Set down the records once more, please, exactly and with the pictures left out.

:: Task inputs

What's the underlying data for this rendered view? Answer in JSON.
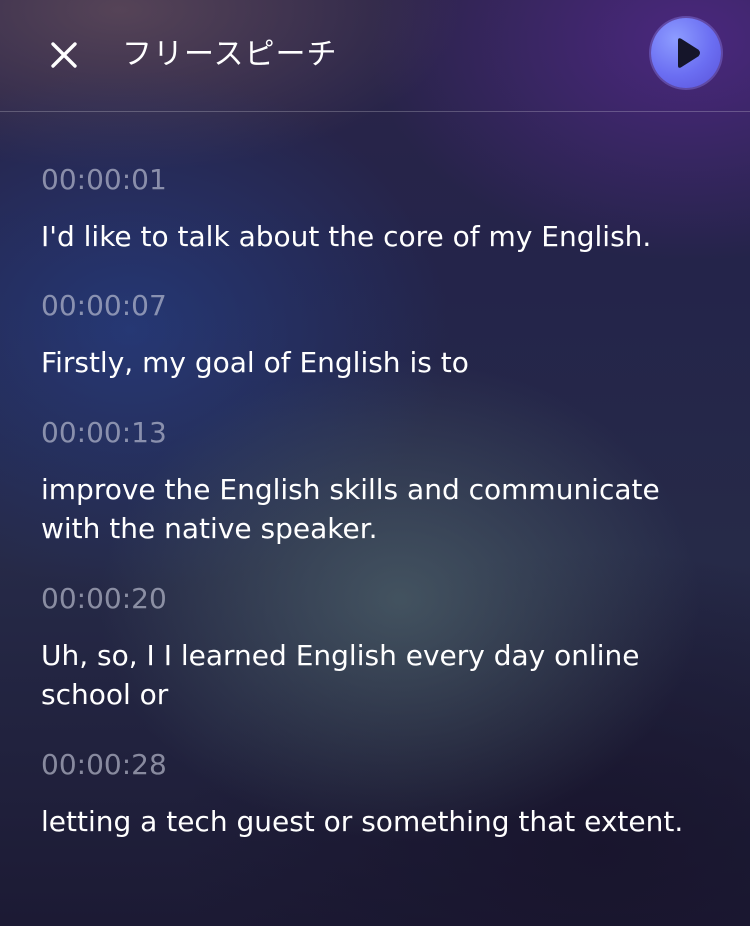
{
  "header": {
    "close_icon": "close-icon",
    "title": "フリースピーチ",
    "play_icon": "play-icon",
    "play_color": "#6b6ef2"
  },
  "transcript": [
    {
      "time": "00:00:01",
      "text": "I'd like to talk about the core of my English."
    },
    {
      "time": "00:00:07",
      "text": "Firstly, my goal of English is to"
    },
    {
      "time": "00:00:13",
      "text": "improve the English skills and communicate with the native speaker."
    },
    {
      "time": "00:00:20",
      "text": "Uh, so, I I learned English every day online school or"
    },
    {
      "time": "00:00:28",
      "text": "letting a tech guest or something that extent."
    }
  ]
}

::::

▶ _Result below_:
What's the underlying data for this rendered view? Answer in JSON.
{
  "header": {
    "close_icon": "close-icon",
    "title": "フリースピーチ",
    "play_icon": "play-icon",
    "play_color": "#6b6ef2"
  },
  "transcript": [
    {
      "time": "00:00:01",
      "text": "I'd like to talk about the core of my English."
    },
    {
      "time": "00:00:07",
      "text": "Firstly, my goal of English is to"
    },
    {
      "time": "00:00:13",
      "text": "improve the English skills and communicate with the native speaker."
    },
    {
      "time": "00:00:20",
      "text": "Uh, so, I I learned English every day online school or"
    },
    {
      "time": "00:00:28",
      "text": "letting a tech guest or something that extent."
    }
  ]
}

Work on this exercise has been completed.